**To do:**
Pull every line containing the word "side" from the records.

**Data entries:**

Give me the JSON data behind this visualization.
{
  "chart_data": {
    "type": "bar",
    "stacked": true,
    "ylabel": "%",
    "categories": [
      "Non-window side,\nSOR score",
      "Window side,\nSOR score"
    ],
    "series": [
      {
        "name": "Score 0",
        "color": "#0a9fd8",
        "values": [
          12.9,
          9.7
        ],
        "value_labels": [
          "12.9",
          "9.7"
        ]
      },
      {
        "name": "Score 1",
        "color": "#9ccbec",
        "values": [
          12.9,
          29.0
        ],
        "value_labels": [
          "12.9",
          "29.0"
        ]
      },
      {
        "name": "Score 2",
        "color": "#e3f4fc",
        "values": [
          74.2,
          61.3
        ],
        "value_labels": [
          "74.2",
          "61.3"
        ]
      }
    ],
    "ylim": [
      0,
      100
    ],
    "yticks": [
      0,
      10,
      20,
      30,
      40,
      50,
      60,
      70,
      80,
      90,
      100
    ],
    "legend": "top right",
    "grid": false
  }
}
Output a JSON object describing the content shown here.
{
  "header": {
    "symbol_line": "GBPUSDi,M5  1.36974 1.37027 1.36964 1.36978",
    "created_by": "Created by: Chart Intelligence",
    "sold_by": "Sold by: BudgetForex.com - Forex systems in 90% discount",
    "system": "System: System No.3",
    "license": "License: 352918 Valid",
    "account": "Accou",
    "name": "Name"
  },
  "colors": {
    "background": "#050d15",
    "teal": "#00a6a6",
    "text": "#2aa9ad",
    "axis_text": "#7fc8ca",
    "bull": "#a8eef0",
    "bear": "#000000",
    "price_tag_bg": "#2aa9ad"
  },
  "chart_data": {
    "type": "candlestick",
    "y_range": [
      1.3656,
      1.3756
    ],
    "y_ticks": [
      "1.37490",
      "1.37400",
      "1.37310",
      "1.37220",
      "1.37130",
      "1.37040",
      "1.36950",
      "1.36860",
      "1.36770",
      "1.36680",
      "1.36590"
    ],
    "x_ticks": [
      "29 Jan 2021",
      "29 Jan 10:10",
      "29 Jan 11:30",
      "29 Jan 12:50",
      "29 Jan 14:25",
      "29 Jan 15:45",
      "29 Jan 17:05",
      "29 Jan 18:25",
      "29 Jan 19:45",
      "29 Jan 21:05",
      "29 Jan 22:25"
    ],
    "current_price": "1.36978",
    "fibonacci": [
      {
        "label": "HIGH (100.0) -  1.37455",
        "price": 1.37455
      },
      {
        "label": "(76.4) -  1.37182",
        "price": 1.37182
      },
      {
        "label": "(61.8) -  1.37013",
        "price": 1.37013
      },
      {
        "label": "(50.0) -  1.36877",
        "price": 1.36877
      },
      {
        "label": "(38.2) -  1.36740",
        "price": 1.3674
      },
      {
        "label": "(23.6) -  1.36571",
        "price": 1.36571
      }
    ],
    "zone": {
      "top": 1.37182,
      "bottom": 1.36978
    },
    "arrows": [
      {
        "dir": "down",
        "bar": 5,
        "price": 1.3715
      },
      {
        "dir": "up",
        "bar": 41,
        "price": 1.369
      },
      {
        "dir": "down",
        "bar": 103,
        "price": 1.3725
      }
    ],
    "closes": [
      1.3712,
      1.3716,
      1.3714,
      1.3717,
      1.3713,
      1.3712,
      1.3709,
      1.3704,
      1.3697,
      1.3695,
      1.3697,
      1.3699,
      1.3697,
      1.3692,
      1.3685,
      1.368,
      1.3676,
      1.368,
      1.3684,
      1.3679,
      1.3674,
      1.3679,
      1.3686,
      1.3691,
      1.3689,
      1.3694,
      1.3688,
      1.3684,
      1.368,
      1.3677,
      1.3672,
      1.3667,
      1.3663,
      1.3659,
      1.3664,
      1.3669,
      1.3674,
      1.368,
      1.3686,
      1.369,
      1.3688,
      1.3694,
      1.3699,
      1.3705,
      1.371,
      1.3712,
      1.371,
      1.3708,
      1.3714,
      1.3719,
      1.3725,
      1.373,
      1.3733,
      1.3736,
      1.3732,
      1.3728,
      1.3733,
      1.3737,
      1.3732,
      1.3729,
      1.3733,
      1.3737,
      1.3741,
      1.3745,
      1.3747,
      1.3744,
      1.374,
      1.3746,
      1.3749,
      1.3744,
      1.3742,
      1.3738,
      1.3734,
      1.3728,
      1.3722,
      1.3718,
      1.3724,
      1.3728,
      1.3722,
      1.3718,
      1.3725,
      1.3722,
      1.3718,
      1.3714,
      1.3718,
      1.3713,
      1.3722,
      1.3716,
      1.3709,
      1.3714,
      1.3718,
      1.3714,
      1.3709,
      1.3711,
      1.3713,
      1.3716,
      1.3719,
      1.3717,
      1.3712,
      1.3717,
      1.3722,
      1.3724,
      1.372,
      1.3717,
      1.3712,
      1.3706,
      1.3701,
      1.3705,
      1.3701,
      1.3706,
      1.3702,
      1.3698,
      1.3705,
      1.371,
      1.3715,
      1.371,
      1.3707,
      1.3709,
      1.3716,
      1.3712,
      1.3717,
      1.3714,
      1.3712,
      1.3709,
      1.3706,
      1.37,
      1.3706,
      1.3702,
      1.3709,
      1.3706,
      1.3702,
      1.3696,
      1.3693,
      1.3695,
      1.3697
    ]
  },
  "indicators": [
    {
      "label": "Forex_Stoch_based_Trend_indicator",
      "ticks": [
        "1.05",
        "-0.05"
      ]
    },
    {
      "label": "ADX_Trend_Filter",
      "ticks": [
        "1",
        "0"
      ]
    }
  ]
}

**The answer:**
      "Non-window side,\nSOR score",
      "Window side,\nSOR score"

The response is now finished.